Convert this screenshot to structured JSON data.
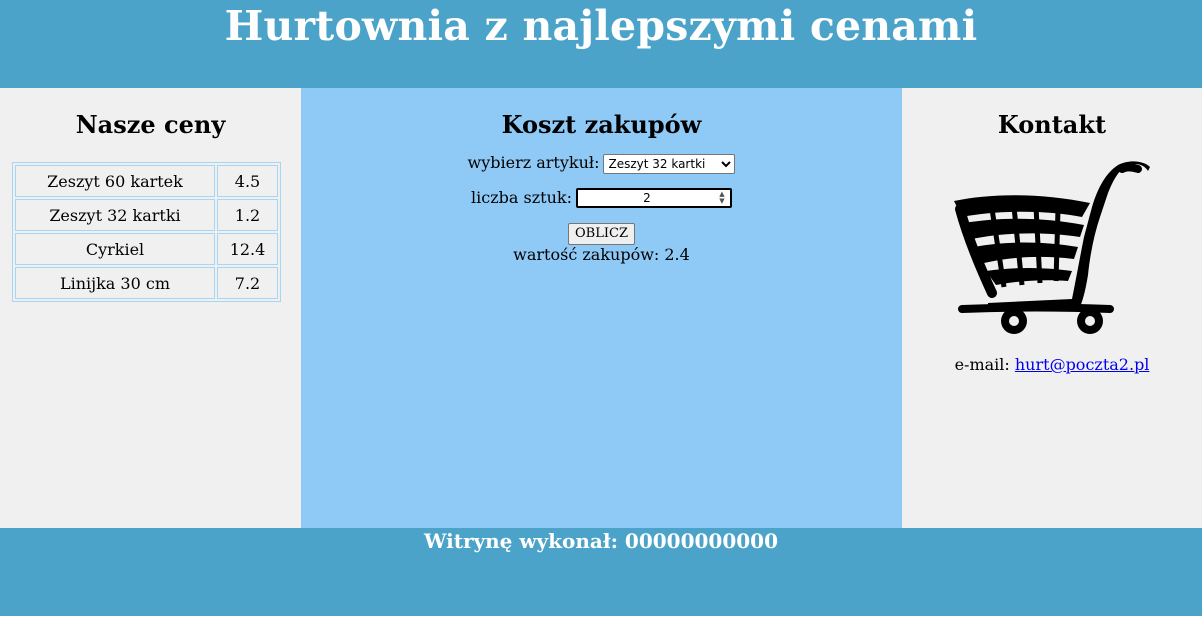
{
  "header": {
    "title": "Hurtownia z najlepszymi cenami"
  },
  "left": {
    "heading": "Nasze ceny",
    "prices": [
      {
        "name": "Zeszyt 60 kartek",
        "price": "4.5"
      },
      {
        "name": "Zeszyt 32 kartki",
        "price": "1.2"
      },
      {
        "name": "Cyrkiel",
        "price": "12.4"
      },
      {
        "name": "Linijka 30 cm",
        "price": "7.2"
      }
    ]
  },
  "middle": {
    "heading": "Koszt zakupów",
    "select_label": "wybierz artykuł:",
    "select_value": "Zeszyt 32 kartki",
    "qty_label": "liczba sztuk:",
    "qty_value": "2",
    "button_label": "OBLICZ",
    "result_text": "wartość zakupów: 2.4"
  },
  "right": {
    "heading": "Kontakt",
    "email_label": "e-mail:",
    "email_link": "hurt@poczta2.pl",
    "cart_icon": "shopping-cart-icon"
  },
  "footer": {
    "text": "Witrynę wykonał: 00000000000"
  },
  "colors": {
    "banner": "#4ca3c9",
    "side_panel": "#f0f0f0",
    "middle_panel": "#8fc9f6",
    "table_border": "#a8d6f2",
    "link": "#0000ee"
  }
}
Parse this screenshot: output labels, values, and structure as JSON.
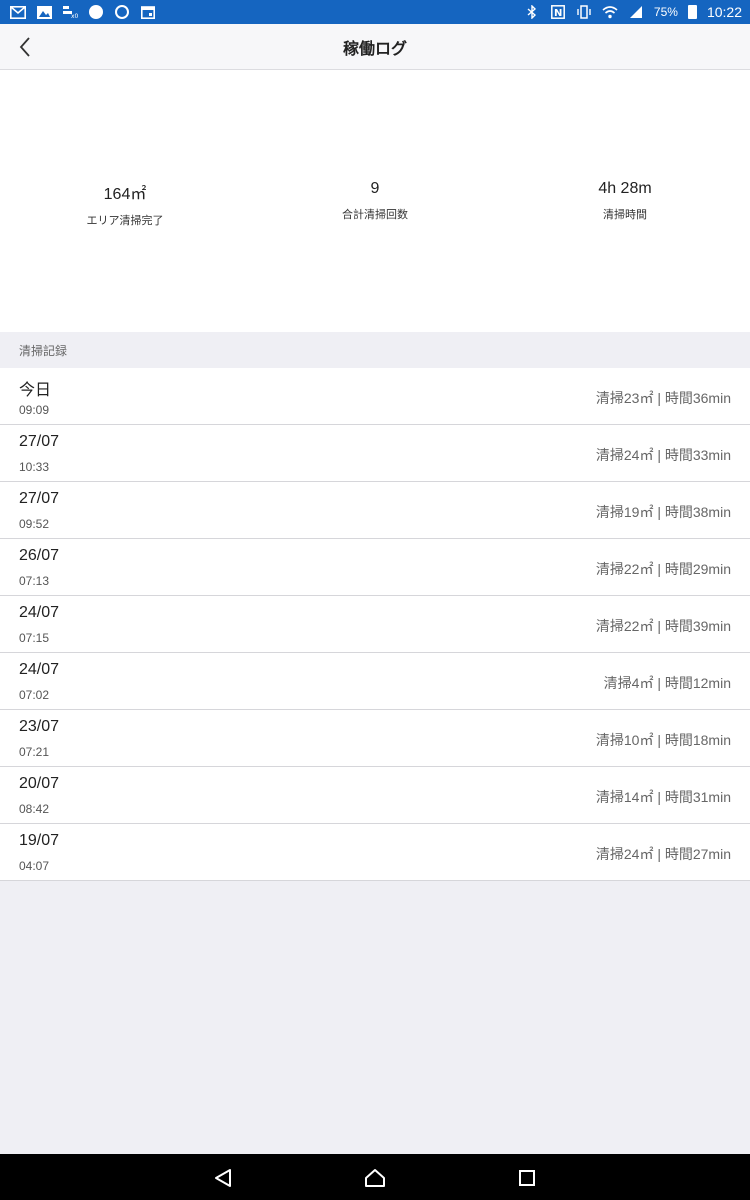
····················
#### EXERCISE:
The listing above needs to be output again exactly. Don't include the pictures.

#### FINISHED EXERCISE:
Convert this screenshot to structured JSON data.
{
  "header": {
    "title": "Hurtownia z najlepszymi cenami"
  },
  "left": {
    "heading": "Nasze ceny",
    "prices": [
      {
        "name": "Zeszyt 60 kartek",
        "price": "4.5"
      },
      {
        "name": "Zeszyt 32 kartki",
        "price": "1.2"
      },
      {
        "name": "Cyrkiel",
        "price": "12.4"
      },
      {
        "name": "Linijka 30 cm",
        "price": "7.2"
      }
    ]
  },
  "middle": {
    "heading": "Koszt zakupów",
    "select_label": "wybierz artykuł:",
    "select_value": "Zeszyt 32 kartki",
    "qty_label": "liczba sztuk:",
    "qty_value": "2",
    "button_label": "OBLICZ",
    "result_text": "wartość zakupów: 2.4"
  },
  "right": {
    "heading": "Kontakt",
    "email_label": "e-mail:",
    "email_link": "hurt@poczta2.pl",
    "cart_icon": "shopping-cart-icon"
  },
  "footer": {
    "text": "Witrynę wykonał: 00000000000"
  },
  "colors": {
    "banner": "#4ca3c9",
    "side_panel": "#f0f0f0",
    "middle_panel": "#8fc9f6",
    "table_border": "#a8d6f2",
    "link": "#0000ee"
  }
}
Parse this screenshot: output labels, values, and structure as JSON.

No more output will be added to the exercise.